### Directions for this task
Wherever a line below holds the word "ſiue", copy that line.

Data entries:
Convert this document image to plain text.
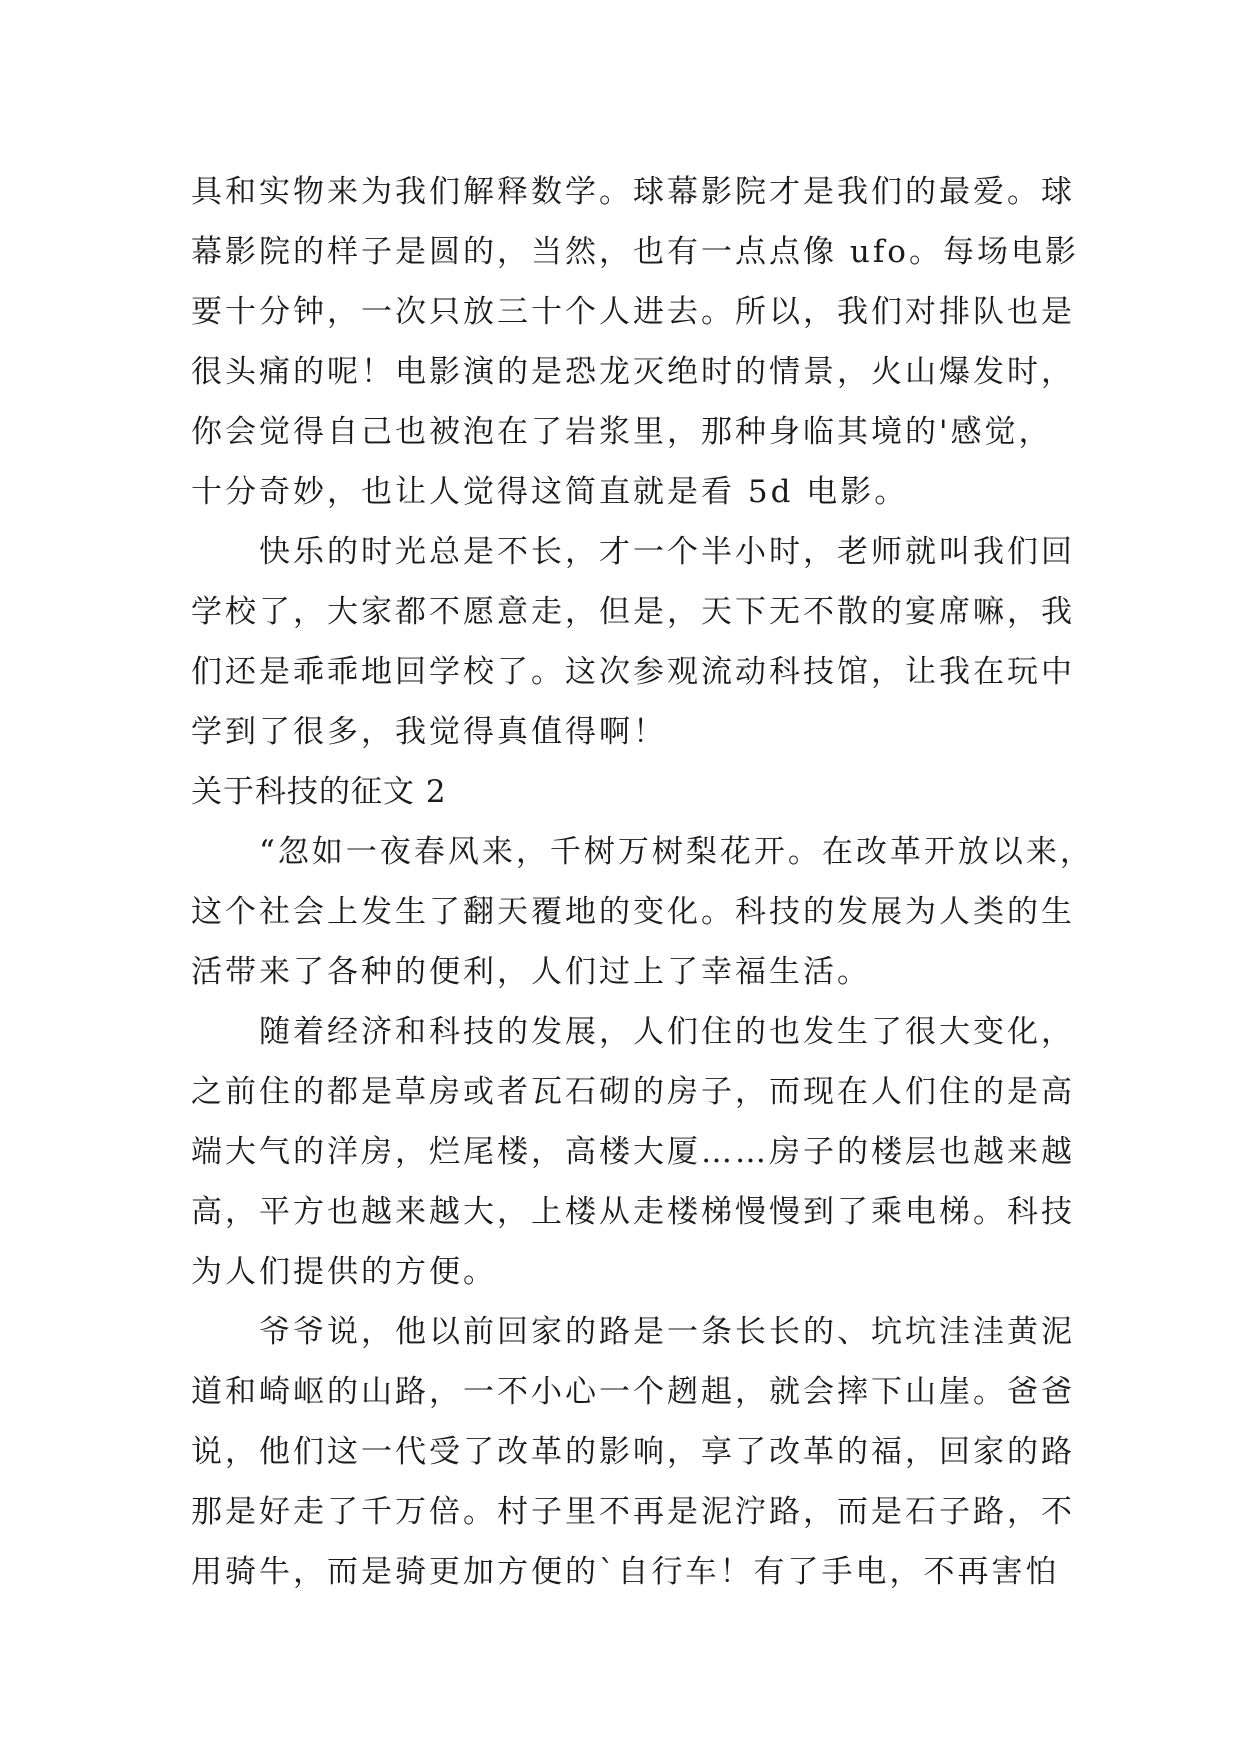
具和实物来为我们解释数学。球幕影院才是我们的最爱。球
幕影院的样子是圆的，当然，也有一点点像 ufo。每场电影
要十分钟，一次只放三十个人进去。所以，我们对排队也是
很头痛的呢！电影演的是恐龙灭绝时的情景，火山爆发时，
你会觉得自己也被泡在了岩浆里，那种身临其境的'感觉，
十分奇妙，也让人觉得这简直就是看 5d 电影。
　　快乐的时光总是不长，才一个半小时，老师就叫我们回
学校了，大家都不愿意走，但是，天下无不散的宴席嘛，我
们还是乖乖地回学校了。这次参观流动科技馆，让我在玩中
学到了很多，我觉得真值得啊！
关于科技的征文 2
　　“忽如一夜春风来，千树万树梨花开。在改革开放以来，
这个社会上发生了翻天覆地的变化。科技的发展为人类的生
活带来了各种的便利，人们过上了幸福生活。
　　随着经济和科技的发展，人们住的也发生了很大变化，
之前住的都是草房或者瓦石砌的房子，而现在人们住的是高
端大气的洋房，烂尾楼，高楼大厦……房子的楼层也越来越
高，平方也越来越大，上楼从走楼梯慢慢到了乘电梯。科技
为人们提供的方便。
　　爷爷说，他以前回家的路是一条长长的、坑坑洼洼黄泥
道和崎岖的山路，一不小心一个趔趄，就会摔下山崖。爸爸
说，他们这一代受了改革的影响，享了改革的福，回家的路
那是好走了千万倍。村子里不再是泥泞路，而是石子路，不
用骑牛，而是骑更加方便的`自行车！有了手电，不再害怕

---

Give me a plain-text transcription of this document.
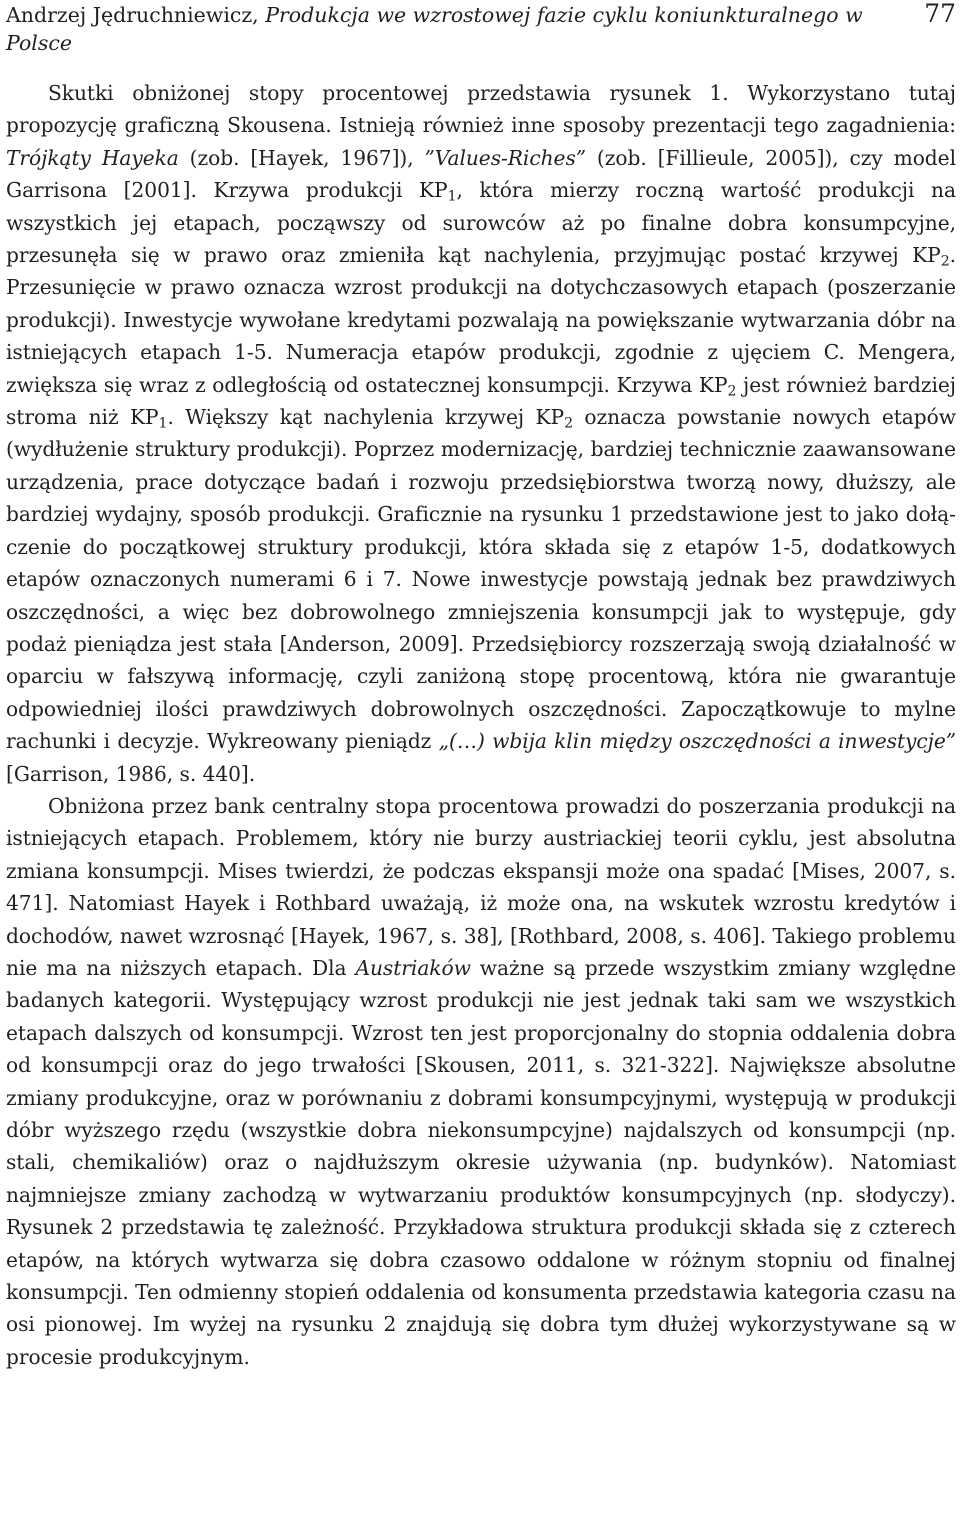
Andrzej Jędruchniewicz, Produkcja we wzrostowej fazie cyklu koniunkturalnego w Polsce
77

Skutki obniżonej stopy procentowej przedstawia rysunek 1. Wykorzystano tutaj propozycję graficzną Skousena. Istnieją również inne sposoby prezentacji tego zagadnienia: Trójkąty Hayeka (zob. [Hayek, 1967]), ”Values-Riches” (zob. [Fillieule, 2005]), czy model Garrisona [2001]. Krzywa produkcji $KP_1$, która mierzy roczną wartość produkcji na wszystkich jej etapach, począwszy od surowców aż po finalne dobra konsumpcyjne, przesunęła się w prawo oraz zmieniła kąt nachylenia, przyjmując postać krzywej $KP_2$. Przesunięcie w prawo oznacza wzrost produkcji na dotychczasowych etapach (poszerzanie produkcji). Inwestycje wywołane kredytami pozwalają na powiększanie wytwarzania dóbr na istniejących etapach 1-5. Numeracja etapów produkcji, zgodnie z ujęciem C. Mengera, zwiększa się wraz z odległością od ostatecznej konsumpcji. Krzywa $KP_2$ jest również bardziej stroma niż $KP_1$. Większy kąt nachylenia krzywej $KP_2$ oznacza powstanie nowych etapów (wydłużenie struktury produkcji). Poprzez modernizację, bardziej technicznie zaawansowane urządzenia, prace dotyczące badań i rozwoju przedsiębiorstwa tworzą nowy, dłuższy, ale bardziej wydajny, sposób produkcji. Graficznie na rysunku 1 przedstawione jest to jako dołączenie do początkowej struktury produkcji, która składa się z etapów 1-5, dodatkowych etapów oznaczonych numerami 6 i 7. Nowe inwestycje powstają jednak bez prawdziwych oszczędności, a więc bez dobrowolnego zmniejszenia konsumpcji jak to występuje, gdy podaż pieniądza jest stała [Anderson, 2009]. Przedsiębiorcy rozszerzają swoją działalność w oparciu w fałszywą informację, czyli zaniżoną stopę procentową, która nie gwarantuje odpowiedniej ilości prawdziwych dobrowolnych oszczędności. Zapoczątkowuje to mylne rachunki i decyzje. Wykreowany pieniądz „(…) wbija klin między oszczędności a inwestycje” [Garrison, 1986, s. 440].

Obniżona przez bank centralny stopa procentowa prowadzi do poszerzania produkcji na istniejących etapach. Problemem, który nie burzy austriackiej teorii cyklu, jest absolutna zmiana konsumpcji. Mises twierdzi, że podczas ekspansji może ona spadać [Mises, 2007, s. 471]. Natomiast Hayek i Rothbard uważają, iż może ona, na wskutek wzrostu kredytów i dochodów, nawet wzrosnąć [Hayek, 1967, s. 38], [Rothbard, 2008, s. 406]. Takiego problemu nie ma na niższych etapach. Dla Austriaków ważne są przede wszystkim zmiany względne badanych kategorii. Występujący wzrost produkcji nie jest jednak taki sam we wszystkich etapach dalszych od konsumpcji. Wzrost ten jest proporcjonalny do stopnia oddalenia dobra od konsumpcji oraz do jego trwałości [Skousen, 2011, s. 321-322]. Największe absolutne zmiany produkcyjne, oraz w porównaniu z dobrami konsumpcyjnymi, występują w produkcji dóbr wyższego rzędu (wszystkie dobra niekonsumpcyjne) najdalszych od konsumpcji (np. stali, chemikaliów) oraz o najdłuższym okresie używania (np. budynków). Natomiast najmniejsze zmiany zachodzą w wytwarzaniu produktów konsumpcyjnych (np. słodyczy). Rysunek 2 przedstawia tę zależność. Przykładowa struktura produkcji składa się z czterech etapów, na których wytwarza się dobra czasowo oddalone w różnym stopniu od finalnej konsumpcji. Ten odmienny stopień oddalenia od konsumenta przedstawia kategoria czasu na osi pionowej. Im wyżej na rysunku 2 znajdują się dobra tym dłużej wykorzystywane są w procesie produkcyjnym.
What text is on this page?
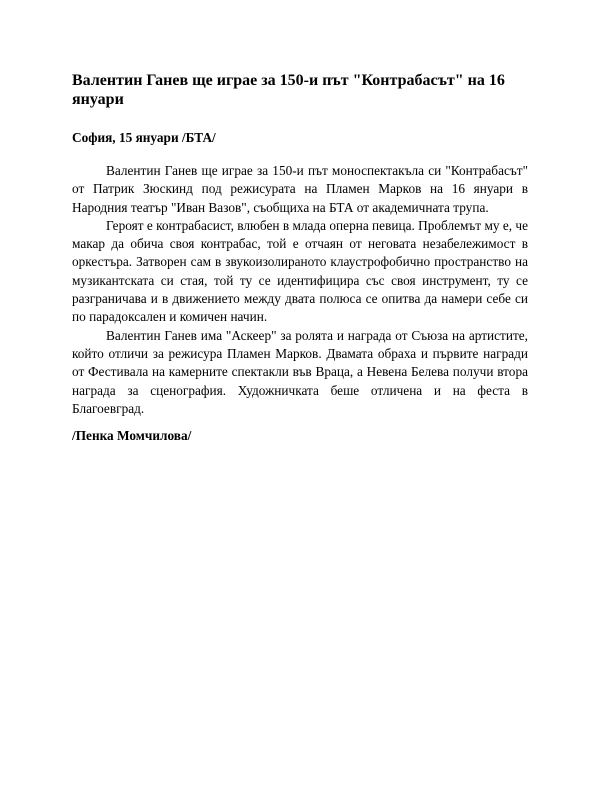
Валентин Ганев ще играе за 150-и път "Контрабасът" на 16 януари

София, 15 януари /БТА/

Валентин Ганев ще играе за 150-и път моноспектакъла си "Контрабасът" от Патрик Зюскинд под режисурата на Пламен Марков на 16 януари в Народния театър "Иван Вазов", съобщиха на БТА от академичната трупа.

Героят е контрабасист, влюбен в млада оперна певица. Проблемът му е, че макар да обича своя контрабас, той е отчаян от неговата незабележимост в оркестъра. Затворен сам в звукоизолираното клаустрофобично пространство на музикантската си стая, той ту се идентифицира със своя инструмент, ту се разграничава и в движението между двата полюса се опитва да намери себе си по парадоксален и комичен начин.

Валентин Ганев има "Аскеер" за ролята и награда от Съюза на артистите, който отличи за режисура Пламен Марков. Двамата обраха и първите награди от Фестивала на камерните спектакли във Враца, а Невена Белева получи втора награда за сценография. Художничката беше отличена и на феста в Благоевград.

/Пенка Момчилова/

* * *

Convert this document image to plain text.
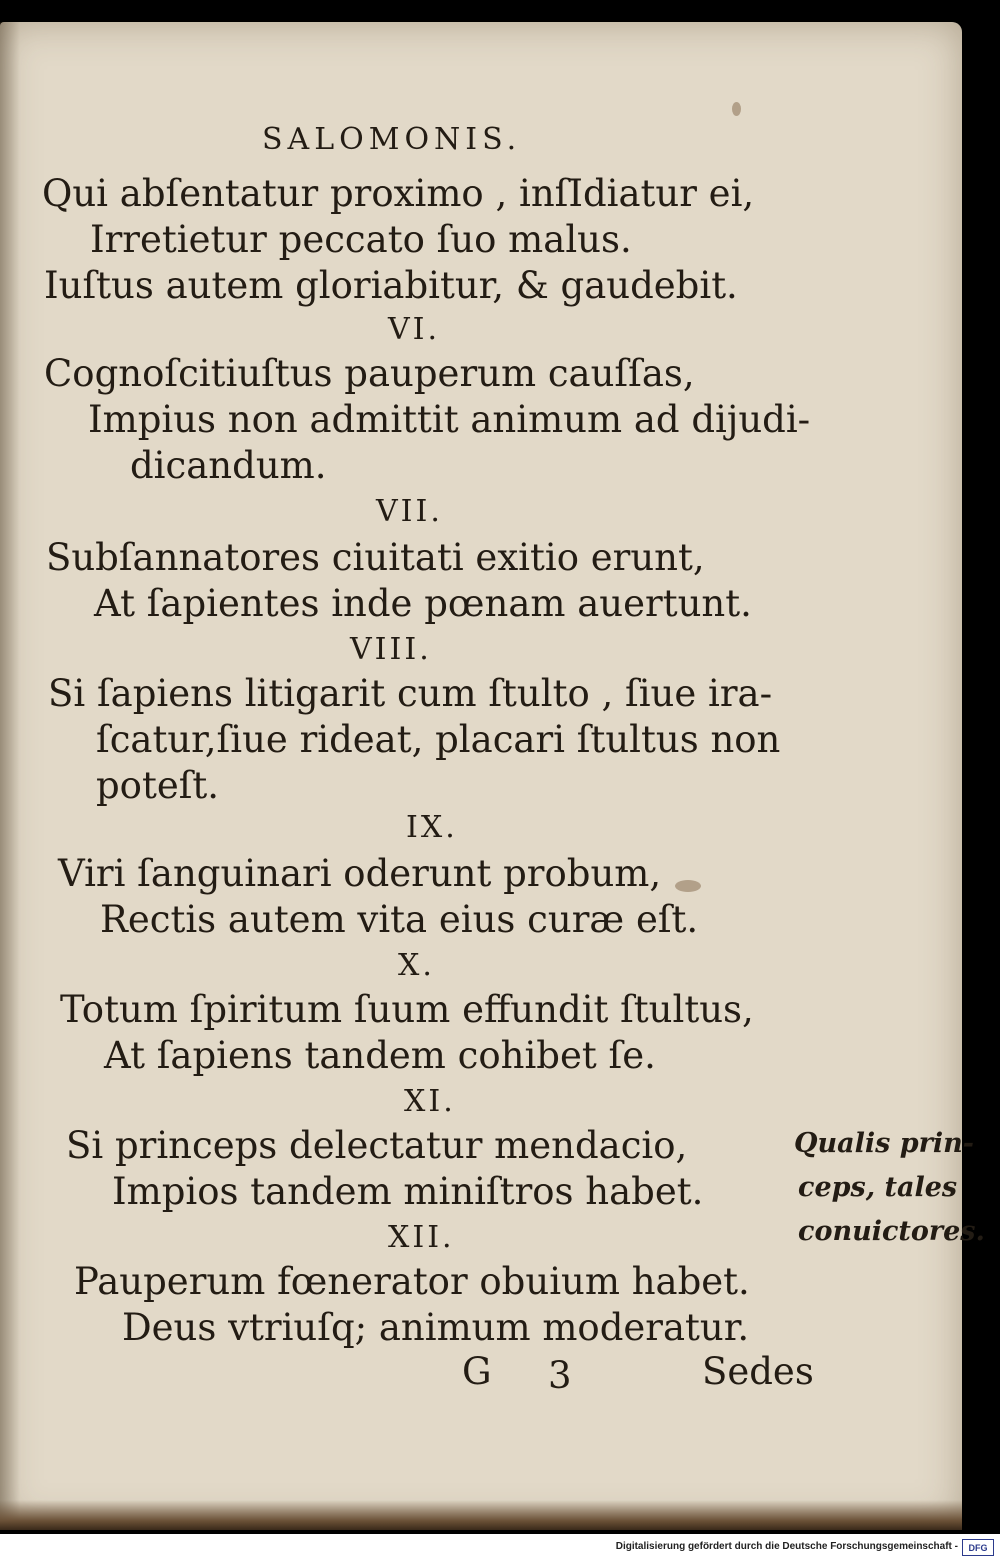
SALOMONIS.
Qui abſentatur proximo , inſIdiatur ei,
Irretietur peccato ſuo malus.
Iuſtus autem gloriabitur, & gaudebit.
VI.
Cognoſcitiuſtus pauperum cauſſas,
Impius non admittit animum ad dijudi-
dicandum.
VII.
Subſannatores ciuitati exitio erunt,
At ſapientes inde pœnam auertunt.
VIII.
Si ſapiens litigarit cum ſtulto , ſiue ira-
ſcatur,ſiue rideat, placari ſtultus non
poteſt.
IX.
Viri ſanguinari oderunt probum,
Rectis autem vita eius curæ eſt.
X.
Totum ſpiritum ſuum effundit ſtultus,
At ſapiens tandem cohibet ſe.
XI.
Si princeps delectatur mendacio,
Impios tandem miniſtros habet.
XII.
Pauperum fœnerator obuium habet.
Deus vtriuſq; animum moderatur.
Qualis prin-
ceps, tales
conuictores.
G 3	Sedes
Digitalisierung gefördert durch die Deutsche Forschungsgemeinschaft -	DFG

### Exercise answer
Si ſapiens litigarit cum ſtulto , ſiue ira-
ſcatur,ſiue rideat, placari ſtultus non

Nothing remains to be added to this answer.